--- start of Given entries ---

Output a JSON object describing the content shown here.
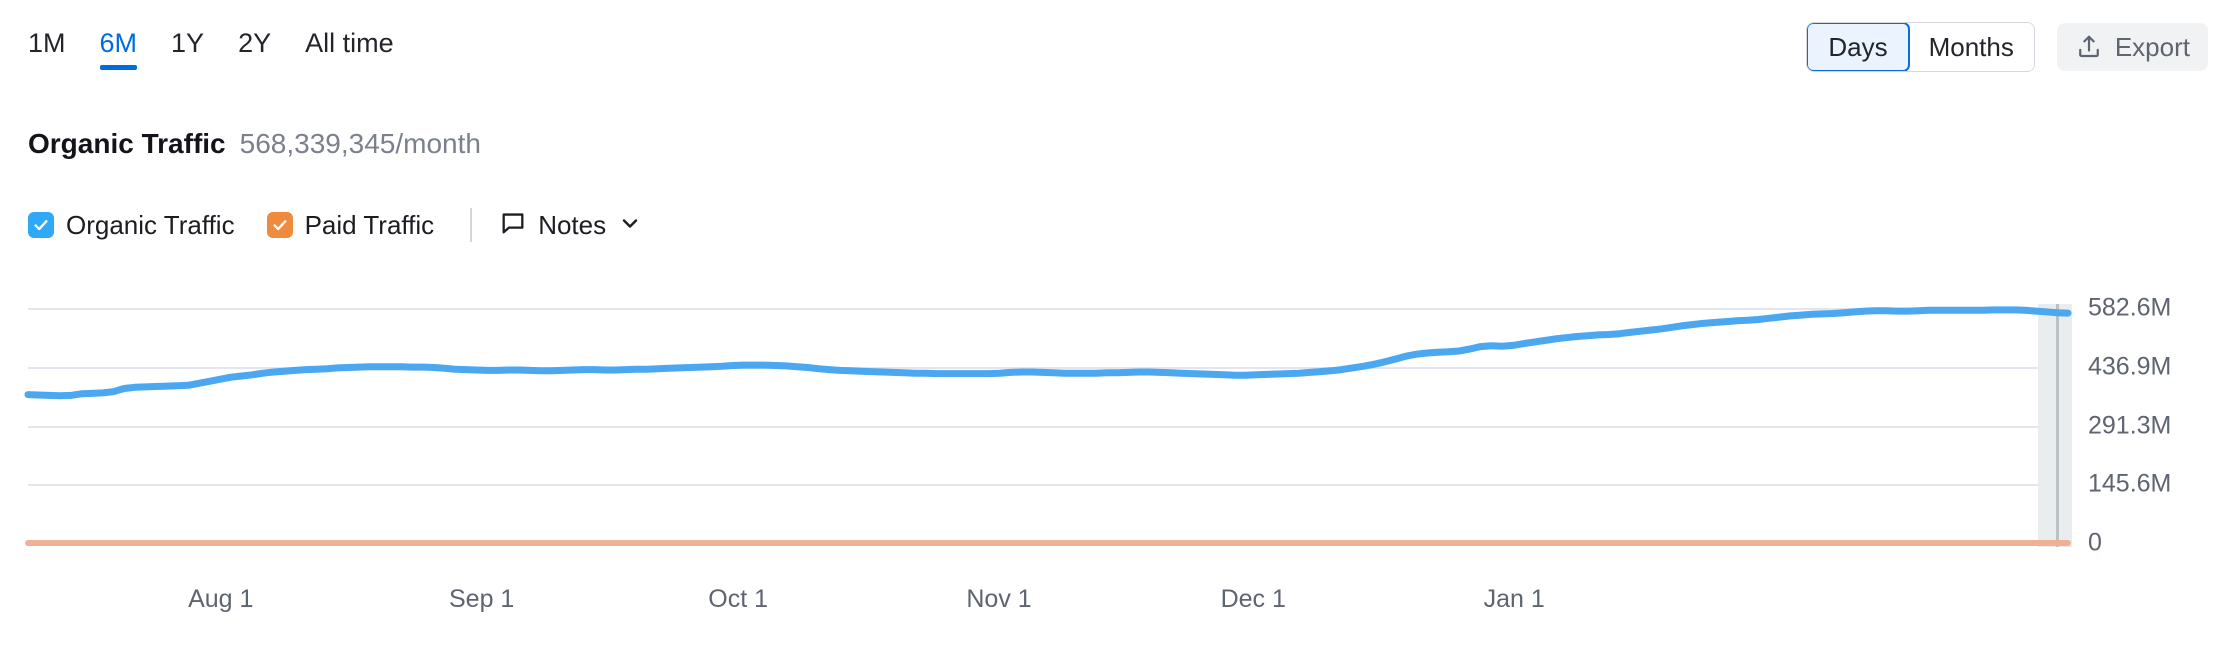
{
  "toolbar": {
    "ranges": [
      {
        "label": "1M",
        "active": false
      },
      {
        "label": "6M",
        "active": true
      },
      {
        "label": "1Y",
        "active": false
      },
      {
        "label": "2Y",
        "active": false
      },
      {
        "label": "All time",
        "active": false
      }
    ],
    "granularity": [
      {
        "label": "Days",
        "active": true
      },
      {
        "label": "Months",
        "active": false
      }
    ],
    "export_label": "Export",
    "export_icon": "upload-icon",
    "accent_color": "#006ce0"
  },
  "header": {
    "title": "Organic Traffic",
    "value": "568,339,345/month"
  },
  "legend": {
    "items": [
      {
        "label": "Organic Traffic",
        "color": "#2fa8f5",
        "checked": true
      },
      {
        "label": "Paid Traffic",
        "color": "#f08a3c",
        "checked": true
      }
    ],
    "notes_label": "Notes",
    "notes_icon": "note-bubble-icon",
    "notes_chevron_icon": "chevron-down-icon"
  },
  "chart_data": {
    "type": "line",
    "title": "Organic Traffic",
    "xlabel": "",
    "ylabel": "",
    "grid": true,
    "legend_position": "top-left",
    "ylim": [
      0,
      582600000
    ],
    "ytick_labels": [
      "582.6M",
      "436.9M",
      "291.3M",
      "145.6M",
      "0"
    ],
    "ytick_values": [
      582600000,
      436900000,
      291300000,
      145600000,
      0
    ],
    "xtick_labels": [
      "Aug 1",
      "Sep 1",
      "Oct 1",
      "Nov 1",
      "Dec 1",
      "Jan 1"
    ],
    "xtick_positions": [
      0.099,
      0.216,
      0.331,
      0.448,
      0.562,
      0.679
    ],
    "series": [
      {
        "name": "Organic Traffic",
        "color": "#4aa7f0",
        "values": [
          368000000,
          367000000,
          366000000,
          365000000,
          366000000,
          370000000,
          371000000,
          372000000,
          375000000,
          383000000,
          386000000,
          387000000,
          388000000,
          389000000,
          390000000,
          391000000,
          396000000,
          401000000,
          406000000,
          411000000,
          414000000,
          417000000,
          421000000,
          424000000,
          426000000,
          428000000,
          430000000,
          431000000,
          432000000,
          434000000,
          435000000,
          436000000,
          437000000,
          437000000,
          437000000,
          437000000,
          436000000,
          436000000,
          435000000,
          433000000,
          431000000,
          430000000,
          429000000,
          428000000,
          428000000,
          429000000,
          429000000,
          428000000,
          427000000,
          427000000,
          428000000,
          429000000,
          430000000,
          430000000,
          429000000,
          429000000,
          430000000,
          431000000,
          431000000,
          432000000,
          433000000,
          434000000,
          435000000,
          436000000,
          437000000,
          438000000,
          440000000,
          441000000,
          441000000,
          441000000,
          440000000,
          439000000,
          437000000,
          435000000,
          432000000,
          430000000,
          428000000,
          427000000,
          426000000,
          425000000,
          424000000,
          423000000,
          422000000,
          421000000,
          421000000,
          420000000,
          420000000,
          420000000,
          420000000,
          420000000,
          420000000,
          421000000,
          423000000,
          424000000,
          424000000,
          423000000,
          422000000,
          421000000,
          421000000,
          421000000,
          421000000,
          422000000,
          422000000,
          423000000,
          424000000,
          424000000,
          423000000,
          422000000,
          421000000,
          420000000,
          419000000,
          418000000,
          417000000,
          416000000,
          416000000,
          417000000,
          418000000,
          419000000,
          420000000,
          421000000,
          423000000,
          425000000,
          427000000,
          430000000,
          434000000,
          438000000,
          443000000,
          449000000,
          456000000,
          463000000,
          468000000,
          471000000,
          473000000,
          474000000,
          476000000,
          481000000,
          487000000,
          489000000,
          488000000,
          490000000,
          494000000,
          498000000,
          502000000,
          506000000,
          509000000,
          512000000,
          514000000,
          516000000,
          517000000,
          519000000,
          522000000,
          525000000,
          528000000,
          531000000,
          535000000,
          539000000,
          542000000,
          545000000,
          547000000,
          549000000,
          551000000,
          552000000,
          554000000,
          557000000,
          560000000,
          563000000,
          565000000,
          567000000,
          568000000,
          569000000,
          571000000,
          573000000,
          575000000,
          576000000,
          576000000,
          575000000,
          575000000,
          576000000,
          577000000,
          577000000,
          577000000,
          577000000,
          577000000,
          577000000,
          578000000,
          578000000,
          578000000,
          577000000,
          575000000,
          573000000,
          571000000,
          570000000
        ]
      },
      {
        "name": "Paid Traffic",
        "color": "#efb193",
        "values": [
          0,
          0,
          0,
          0,
          0,
          0,
          0,
          0,
          0,
          0,
          0,
          0,
          0,
          0,
          0,
          0,
          0,
          0,
          0,
          0,
          0,
          0,
          0,
          0,
          0,
          0,
          0,
          0,
          0,
          0,
          0,
          0,
          0,
          0,
          0,
          0,
          0,
          0,
          0,
          0,
          0,
          0,
          0,
          0,
          0,
          0,
          0,
          0,
          0,
          0,
          0,
          0,
          0,
          0,
          0,
          0,
          0,
          0,
          0,
          0,
          0,
          0,
          0,
          0,
          0,
          0,
          0,
          0,
          0,
          0,
          0,
          0,
          0,
          0,
          0,
          0,
          0,
          0,
          0,
          0,
          0,
          0,
          0,
          0,
          0,
          0,
          0,
          0,
          0,
          0,
          0,
          0,
          0,
          0,
          0,
          0,
          0,
          0,
          0,
          0,
          0,
          0,
          0,
          0,
          0,
          0,
          0,
          0,
          0,
          0,
          0,
          0,
          0,
          0,
          0,
          0,
          0,
          0,
          0,
          0,
          0,
          0,
          0,
          0,
          0,
          0,
          0,
          0,
          0,
          0,
          0,
          0,
          0,
          0,
          0,
          0,
          0,
          0,
          0,
          0,
          0,
          0,
          0,
          0,
          0,
          0,
          0,
          0,
          0,
          0,
          0,
          0,
          0,
          0,
          0,
          0,
          0,
          0,
          0,
          0,
          0,
          0,
          0,
          0,
          0,
          0,
          0,
          0,
          0,
          0,
          0,
          0,
          0,
          0,
          0,
          0,
          0,
          0,
          0,
          0,
          0,
          0,
          0,
          0,
          0,
          0,
          0,
          0,
          0,
          0,
          0,
          0
        ]
      }
    ],
    "highlight_band": {
      "start": 0.9853,
      "end": 0.995
    }
  }
}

--- end of Given entries ---

From the listing, copy each line containing the word "Traffic".

    "title": "Organic Traffic",
        "label": "Organic Traffic",
        "label": "Paid Traffic",
    "title": "Organic Traffic",
        "name": "Organic Traffic",
        "name": "Paid Traffic",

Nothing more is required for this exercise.